Bruins defeat Leafs 4-1 to even up first round playoff series
Boston Bruins players surround teammate Charlie Coyle after he scored a goal as Toronto Maple Leafs defenseman Nikita Zaitsev (22) looks on during the first period of Game 2 of an NHL hockey first-round playoff series, Saturday, April 13, 2019, in Boston. (AP Photo/Mary Schwalm)
The Canadian Press
Published Saturday, April 13, 2019 10:50PM EDT
Last Updated Sunday, April 14, 2019 6:45AM EDT
BOSTON - The Maple Leafs knew what was coming. They were powerless to stop it.
Brad Marchand and Charlie Coyle scored during a raucous opening period as the Boston Bruins downed Toronto 4-1 on Saturday to even the teams' first-round playoff series at one game apiece.
Hits were flying, the referees largely put their whistles away and it got ugly late, especially from a Toronto perspective, after Nazem Kadri levelled Jake DeBrusk with a vicious cross-check to the face with six minutes left in the third.

_Source excerpt_:
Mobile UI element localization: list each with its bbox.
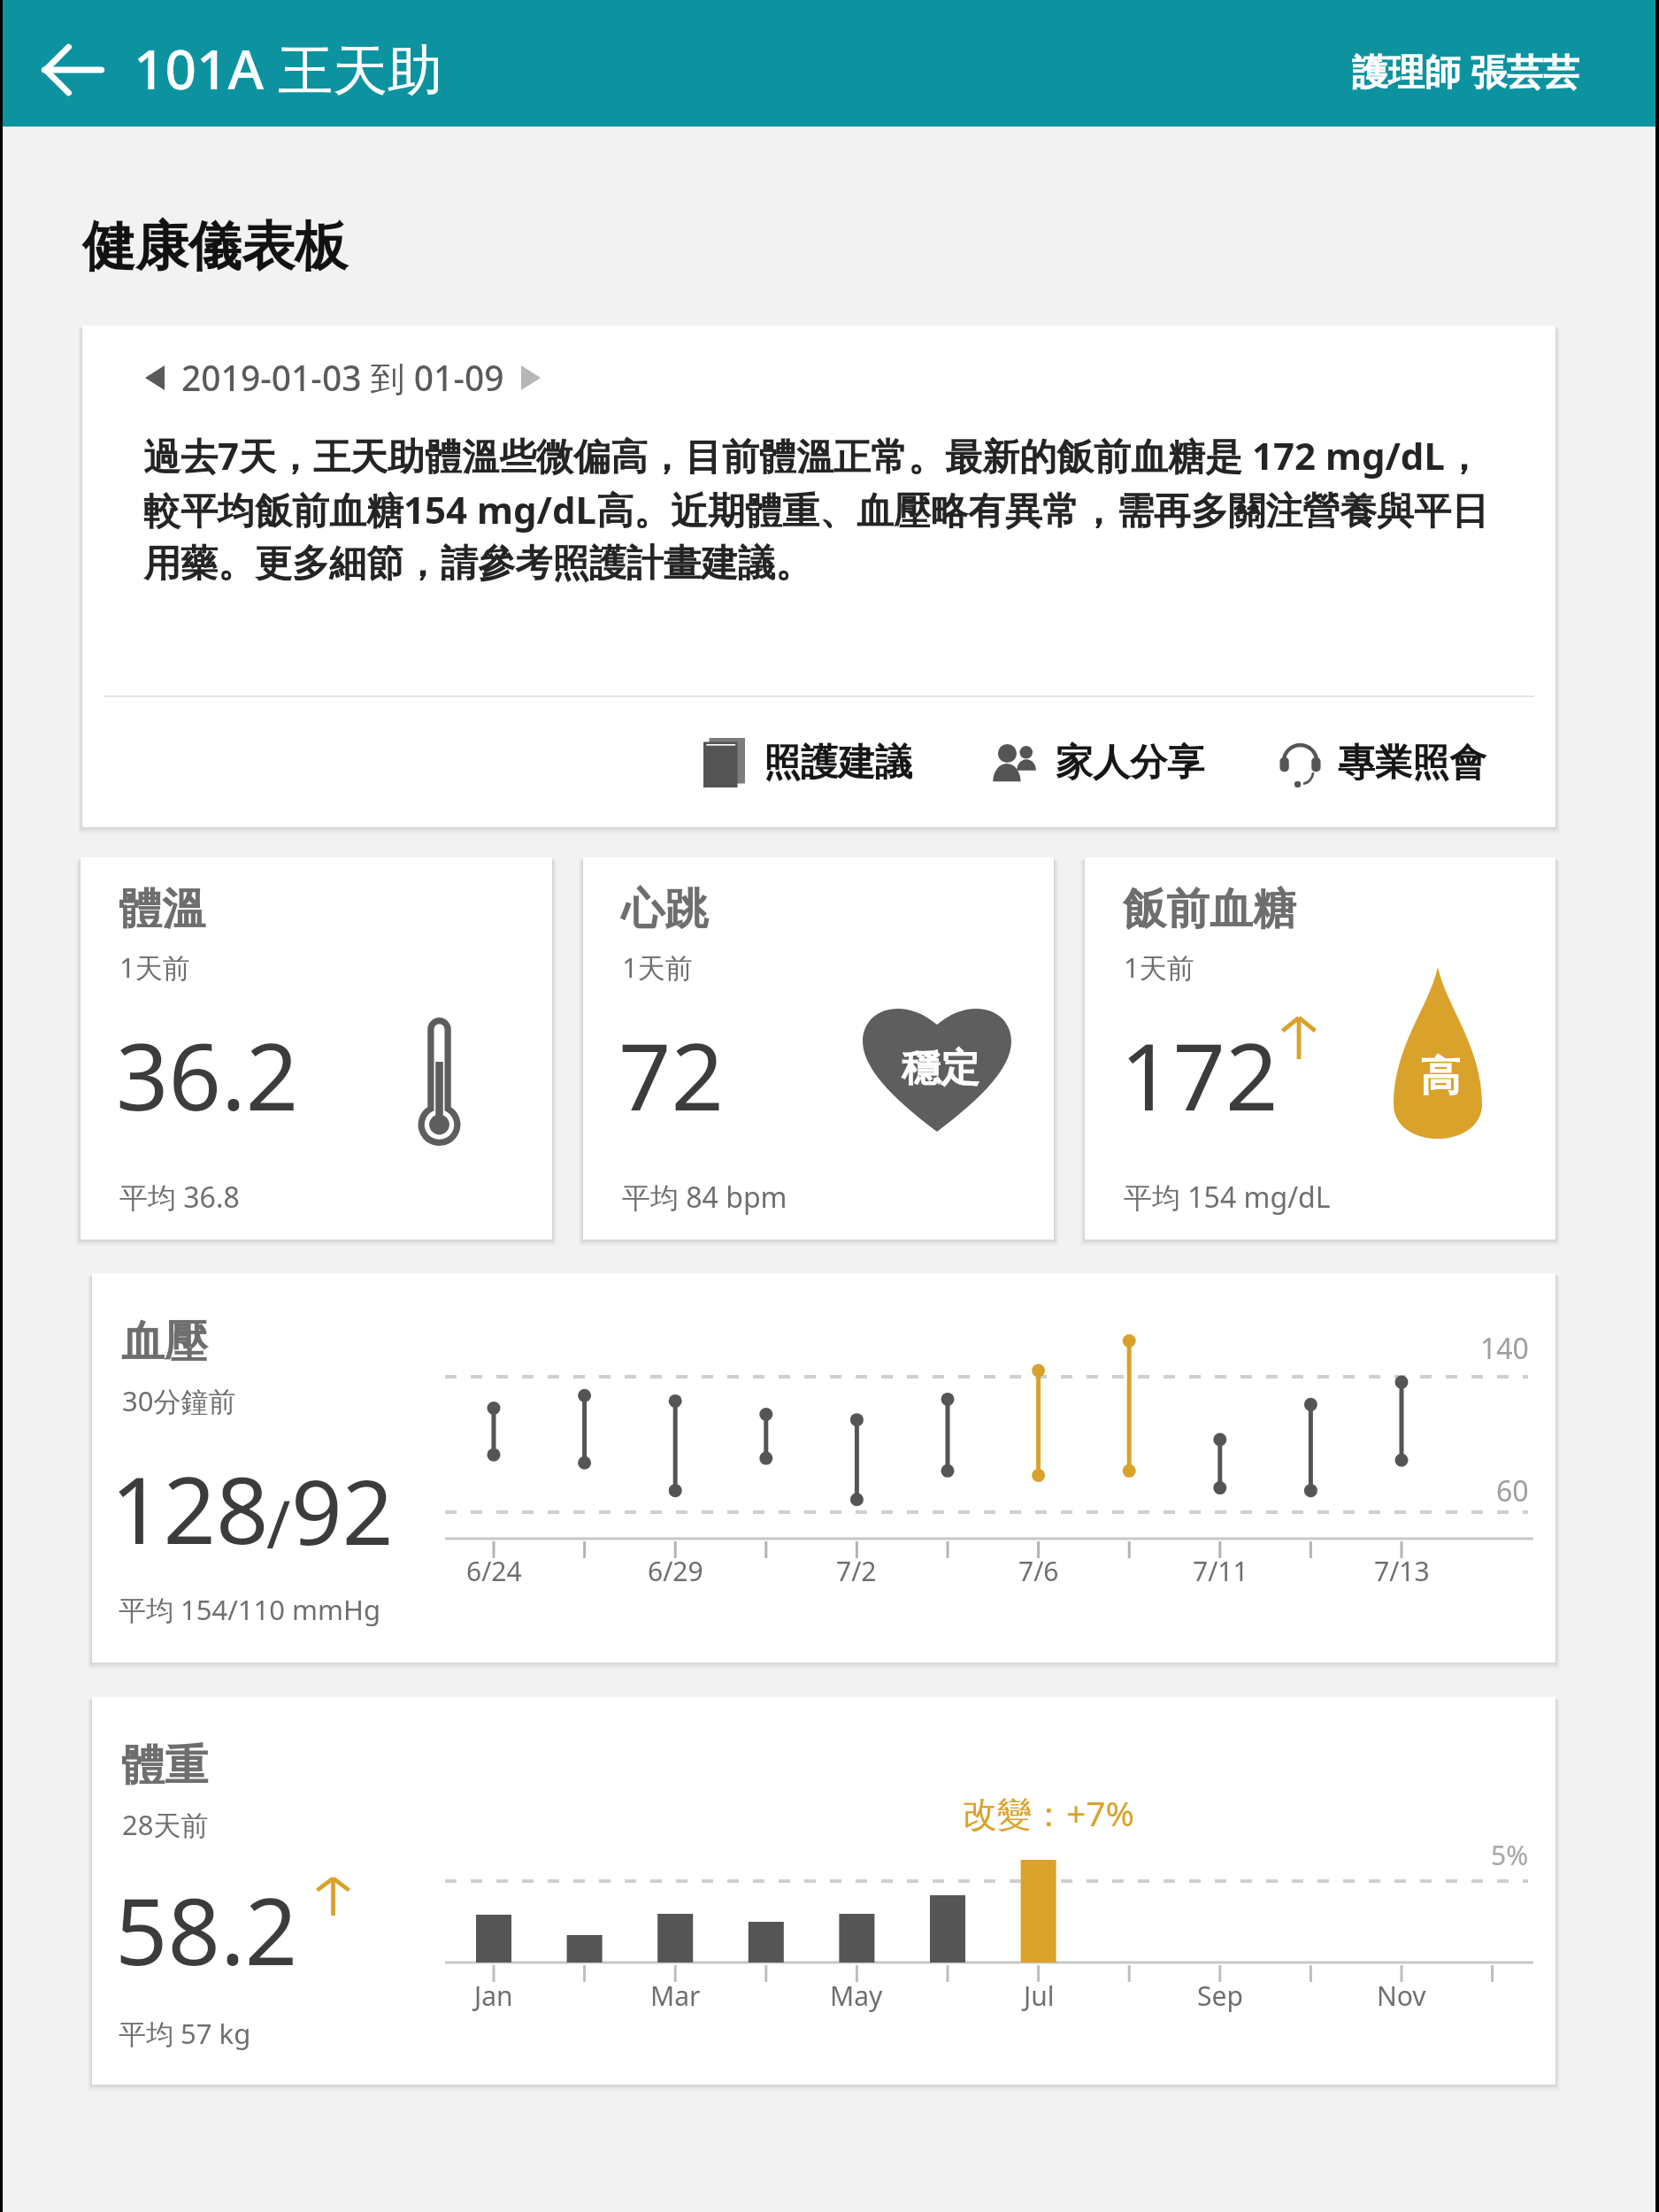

_Given exercise A_: From the playoff article, repeat word for word the passage starting at "Bruins defeat Leafs" and ending at "to stop it.".
_Given exercise B_: In the playoff article, what game result left the first-round series even, and what was the score?

_Expected answer A_:
Bruins defeat Leafs 4-1 to even up first round playoff series
Boston Bruins players surround teammate Charlie Coyle after he scored a goal as Toronto Maple Leafs defenseman Nikita Zaitsev (22) looks on during the first period of Game 2 of an NHL hockey first-round playoff series, Saturday, April 13, 2019, in Boston. (AP Photo/Mary Schwalm)
The Canadian Press
Published Saturday, April 13, 2019 10:50PM EDT
Last Updated Sunday, April 14, 2019 6:45AM EDT
BOSTON - The Maple Leafs knew what was coming. They were powerless to stop it.

_Expected answer B_: The Boston Bruins beat the Toronto Maple Leafs 4-1 on Saturday. That win evened the first-round series at one game apiece.